> OBJECTIVE
Check each line of the data for "level" and select those that have it.

> DATA IN THIS EXERCISE
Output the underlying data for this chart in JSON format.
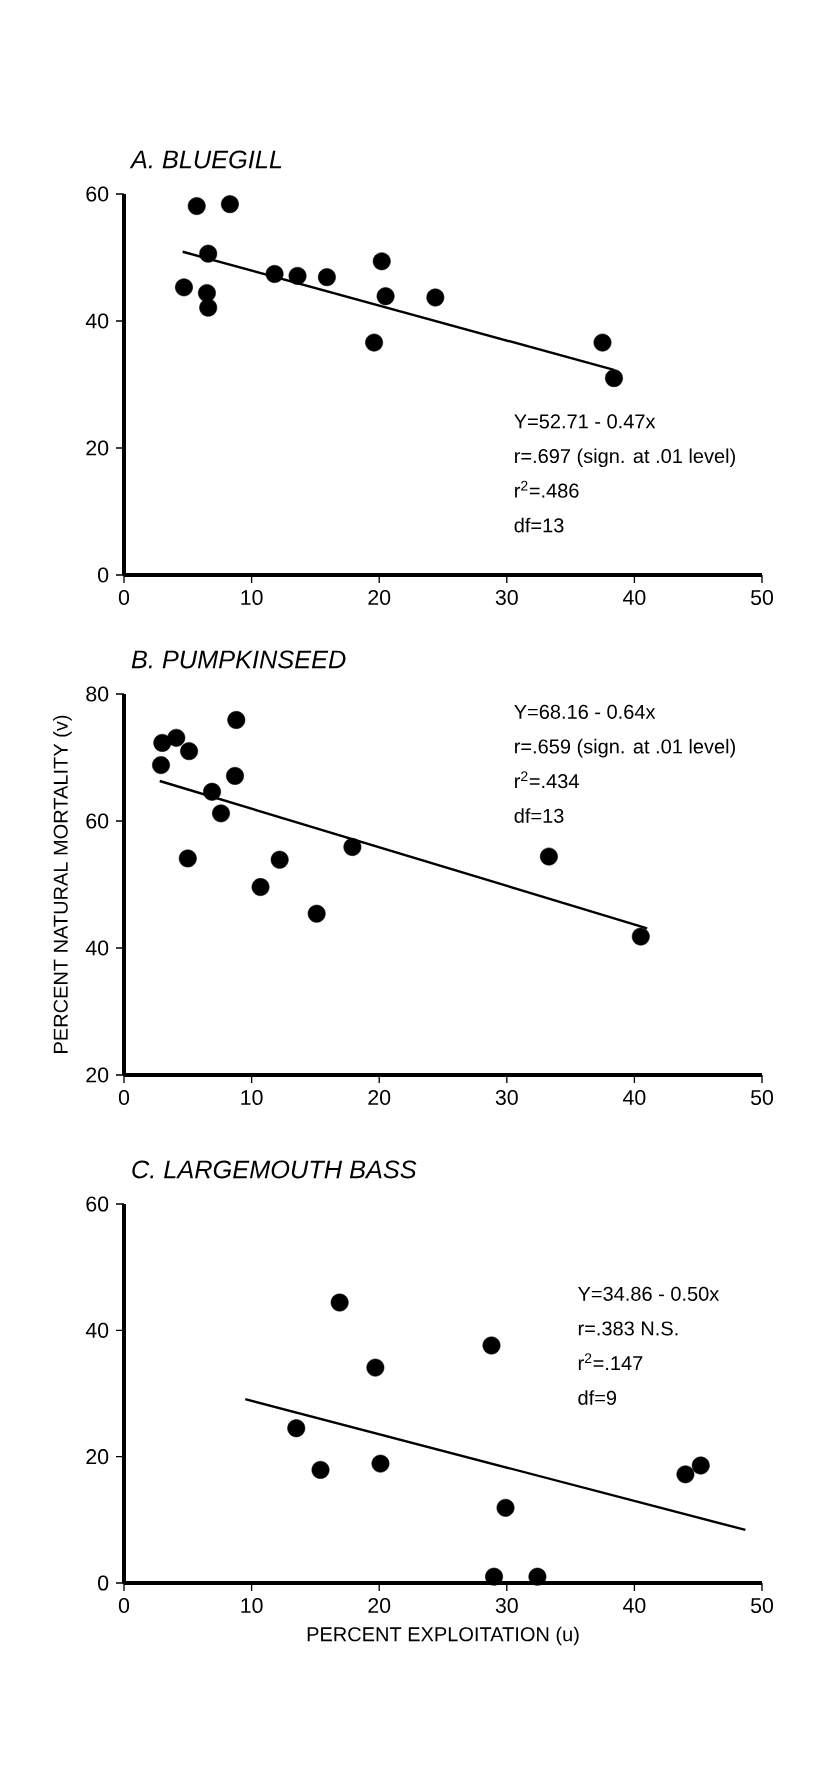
{
  "chart_data": [
    {
      "type": "scatter",
      "title": "A. BLUEGILL",
      "xlim": [
        0,
        50
      ],
      "xticks": [
        0,
        10,
        20,
        30,
        40,
        50
      ],
      "ylim": [
        0,
        60
      ],
      "yticks": [
        0,
        20,
        40,
        60
      ],
      "series": [
        {
          "marker": "circle",
          "color": "#000000",
          "x": [
            5.7,
            8.3,
            6.6,
            4.7,
            6.5,
            6.6,
            11.8,
            13.6,
            15.9,
            20.2,
            20.5,
            24.4,
            19.6,
            37.5,
            38.4
          ],
          "values": [
            58.1,
            58.4,
            50.6,
            45.3,
            44.4,
            42.1,
            47.4,
            47.1,
            46.9,
            49.4,
            43.9,
            43.7,
            36.6,
            36.6,
            31.0
          ]
        },
        {
          "type": "line",
          "color": "#000000",
          "x": [
            4.6,
            38.4
          ],
          "values": [
            50.9,
            32.3
          ]
        }
      ],
      "annotations": [
        "Y=52.71 - 0.47x",
        "r=.697 (sign. at .01 level)",
        "r$^{2}$=.486",
        "df=13"
      ]
    },
    {
      "type": "scatter",
      "title": "B. PUMPKINSEED",
      "ylabel": "PERCENT NATURAL MORTALITY (v)",
      "xlim": [
        0,
        50
      ],
      "xticks": [
        0,
        10,
        20,
        30,
        40,
        50
      ],
      "ylim": [
        20,
        80
      ],
      "yticks": [
        20,
        40,
        60,
        80
      ],
      "series": [
        {
          "marker": "circle",
          "color": "#000000",
          "x": [
            2.9,
            3.0,
            4.1,
            5.1,
            5.0,
            8.8,
            8.7,
            6.9,
            7.6,
            10.7,
            12.2,
            15.1,
            17.9,
            33.3,
            40.5
          ],
          "values": [
            68.8,
            72.3,
            73.1,
            71.0,
            54.1,
            75.9,
            67.1,
            64.6,
            61.2,
            49.6,
            53.9,
            45.4,
            55.9,
            54.4,
            41.8
          ]
        },
        {
          "type": "line",
          "color": "#000000",
          "x": [
            2.8,
            41.0
          ],
          "values": [
            66.3,
            43.1
          ]
        }
      ],
      "annotations": [
        "Y=68.16 - 0.64x",
        "r=.659 (sign. at .01 level)",
        "r$^{2}$=.434",
        "df=13"
      ]
    },
    {
      "type": "scatter",
      "title": "C. LARGEMOUTH BASS",
      "xlabel": "PERCENT EXPLOITATION (u)",
      "xlim": [
        0,
        50
      ],
      "xticks": [
        0,
        10,
        20,
        30,
        40,
        50
      ],
      "ylim": [
        0,
        60
      ],
      "yticks": [
        0,
        20,
        40,
        60
      ],
      "series": [
        {
          "marker": "circle",
          "color": "#000000",
          "x": [
            16.9,
            19.7,
            28.8,
            13.5,
            15.4,
            20.1,
            29.9,
            44.0,
            45.2,
            29.0,
            32.4
          ],
          "values": [
            44.4,
            34.1,
            37.6,
            24.5,
            17.9,
            18.9,
            11.9,
            17.2,
            18.6,
            1.0,
            1.0
          ]
        },
        {
          "type": "line",
          "color": "#000000",
          "x": [
            9.5,
            48.7
          ],
          "values": [
            29.1,
            8.4
          ]
        }
      ],
      "annotations": [
        "Y=34.86 - 0.50x",
        "r=.383 N.S.",
        "r$^{2}$=.147",
        "df=9"
      ]
    }
  ]
}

> WRITTEN SOLUTION
        "r=.697 (sign. at .01 level)",
        "r=.659 (sign. at .01 level)",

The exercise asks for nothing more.